* [Written problem]: Print the records below word for word, but leave out the pictures.

* [Dataset records]:

════════════════

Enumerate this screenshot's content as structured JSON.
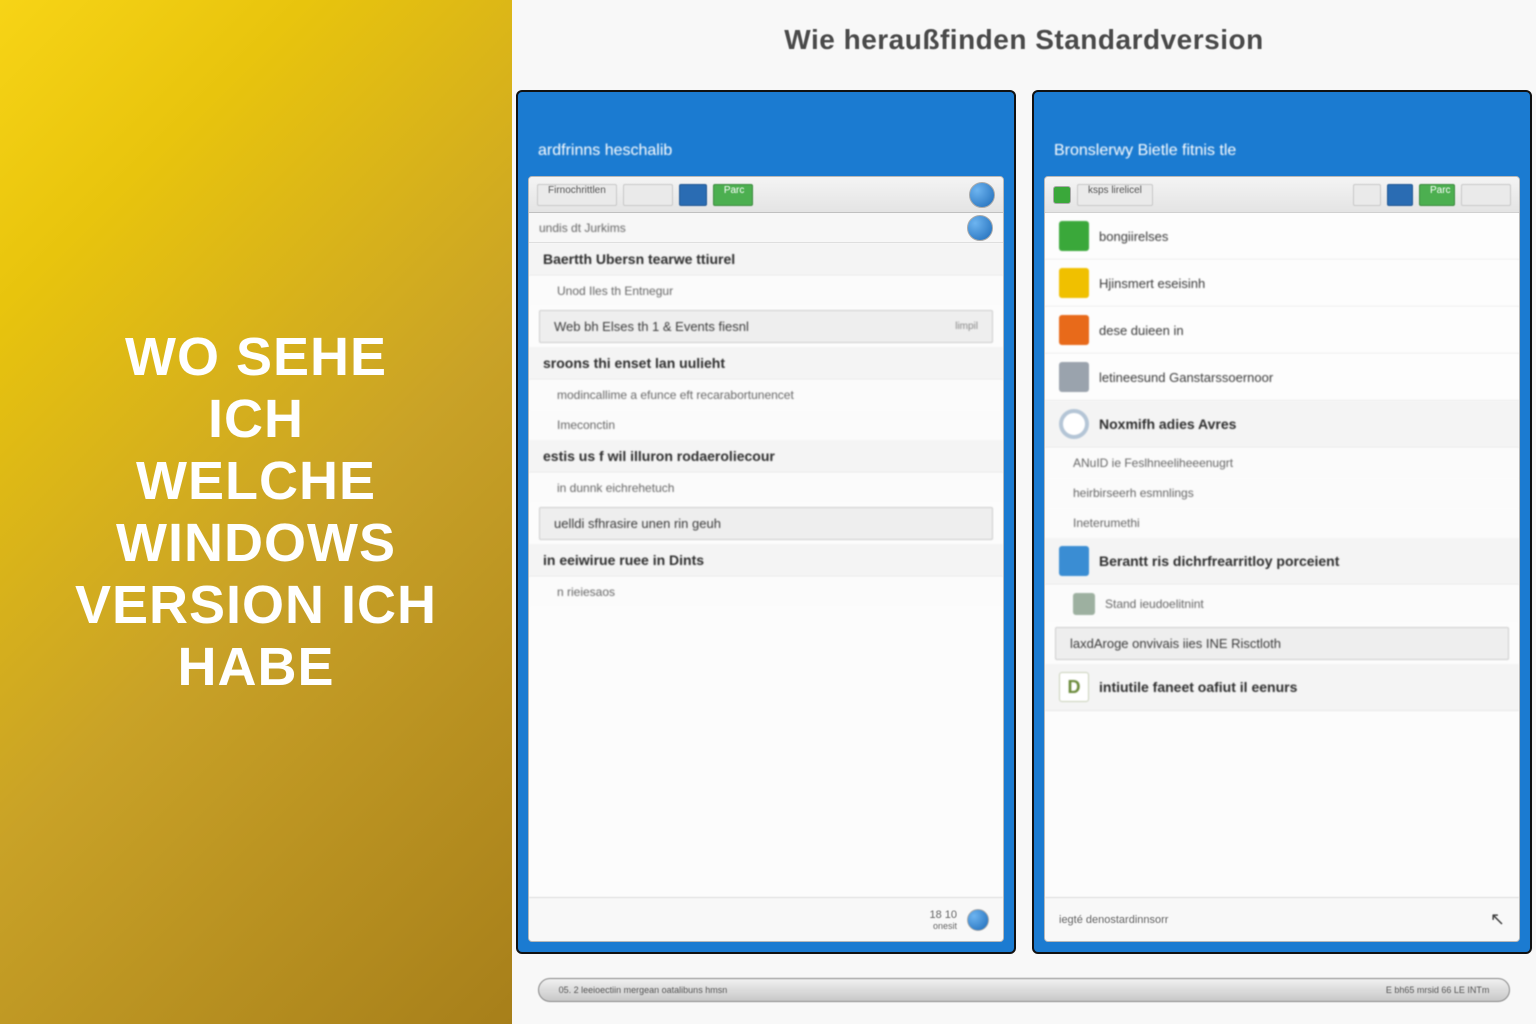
{
  "banner": {
    "line1": "WO SEHE ICH",
    "line2": "WELCHE",
    "line3": "WINDOWS",
    "line4": "VERSION ICH",
    "line5": "HABE"
  },
  "caption": "Wie heraußfinden Standardversion",
  "screen_left": {
    "title": "ardfrinns heschalib",
    "toolbar": {
      "btn1": "Firnochrittlen",
      "btn2": "",
      "btn3": "Parc"
    },
    "sub": "undis dt Jurkims",
    "rows": [
      "Baertth Ubersn tearwe ttiurel",
      "Unod Iles th Entnegur",
      "Web bh Elses th 1 & Events fiesnl",
      "sroons thi enset lan uulieht",
      "modincallime a efunce eft recarabortunencet",
      "Imeconctin",
      "estis us f wil illuron rodaeroliecour",
      "in dunnk eichrehetuch",
      "uelldi sfhrasire unen rin geuh",
      "in eeiwirue ruee in Dints",
      "n rieiesaos"
    ],
    "footer": {
      "label": "18 10",
      "sub": "onesit"
    }
  },
  "screen_right": {
    "title": "Bronslerwy Bietle fitnis tle",
    "toolbar": {
      "btn1": "ksps lirelicel",
      "btn2": "",
      "btn3": "Parc"
    },
    "rows": [
      {
        "text": "bongiirelses"
      },
      {
        "text": "Hjinsmert eseisinh"
      },
      {
        "text": "dese duieen in"
      },
      {
        "text": "letineesund Ganstarssoernoor"
      },
      {
        "text": "Noxmifh adies Avres"
      },
      {
        "text": "ANuID ie Feslhneeliheeenugrt"
      },
      {
        "text": "heirbirseerh esmnlings"
      },
      {
        "text": "Ineterumethi"
      },
      {
        "text": "Berantt ris dichrfrearritloy porceient"
      },
      {
        "text": "Stand ieudoelitnint"
      },
      {
        "text": "laxdAroge onvivais iies INE Risctloth"
      },
      {
        "text": "intiutile faneet oafiut il eenurs"
      }
    ],
    "footer": "iegté denostardinnsorr"
  },
  "stand": {
    "left": "05. 2 leeioectiin mergean oatalibuns hmsn",
    "right": "E bh65 mrsid 66 LE INTm"
  }
}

════════════════

* [Final answer]:
Enumerate this screenshot's content as structured JSON.
{
  "banner": {
    "line1": "WO SEHE ICH",
    "line2": "WELCHE",
    "line3": "WINDOWS",
    "line4": "VERSION ICH",
    "line5": "HABE"
  },
  "caption": "Wie heraußfinden Standardversion",
  "screen_left": {
    "title": "ardfrinns heschalib",
    "toolbar": {
      "btn1": "Firnochrittlen",
      "btn2": "",
      "btn3": "Parc"
    },
    "sub": "undis dt Jurkims",
    "rows": [
      "Baertth Ubersn tearwe ttiurel",
      "Unod Iles th Entnegur",
      "Web bh Elses th 1 & Events fiesnl",
      "sroons thi enset lan uulieht",
      "modincallime a efunce eft recarabortunencet",
      "Imeconctin",
      "estis us f wil illuron rodaeroliecour",
      "in dunnk eichrehetuch",
      "uelldi sfhrasire unen rin geuh",
      "in eeiwirue ruee in Dints",
      "n rieiesaos"
    ],
    "footer": {
      "label": "18 10",
      "sub": "onesit"
    }
  },
  "screen_right": {
    "title": "Bronslerwy Bietle fitnis tle",
    "toolbar": {
      "btn1": "ksps lirelicel",
      "btn2": "",
      "btn3": "Parc"
    },
    "rows": [
      {
        "text": "bongiirelses"
      },
      {
        "text": "Hjinsmert eseisinh"
      },
      {
        "text": "dese duieen in"
      },
      {
        "text": "letineesund Ganstarssoernoor"
      },
      {
        "text": "Noxmifh adies Avres"
      },
      {
        "text": "ANuID ie Feslhneeliheeenugrt"
      },
      {
        "text": "heirbirseerh esmnlings"
      },
      {
        "text": "Ineterumethi"
      },
      {
        "text": "Berantt ris dichrfrearritloy porceient"
      },
      {
        "text": "Stand ieudoelitnint"
      },
      {
        "text": "laxdAroge onvivais iies INE Risctloth"
      },
      {
        "text": "intiutile faneet oafiut il eenurs"
      }
    ],
    "footer": "iegté denostardinnsorr"
  },
  "stand": {
    "left": "05. 2 leeioectiin mergean oatalibuns hmsn",
    "right": "E bh65 mrsid 66 LE INTm"
  }
}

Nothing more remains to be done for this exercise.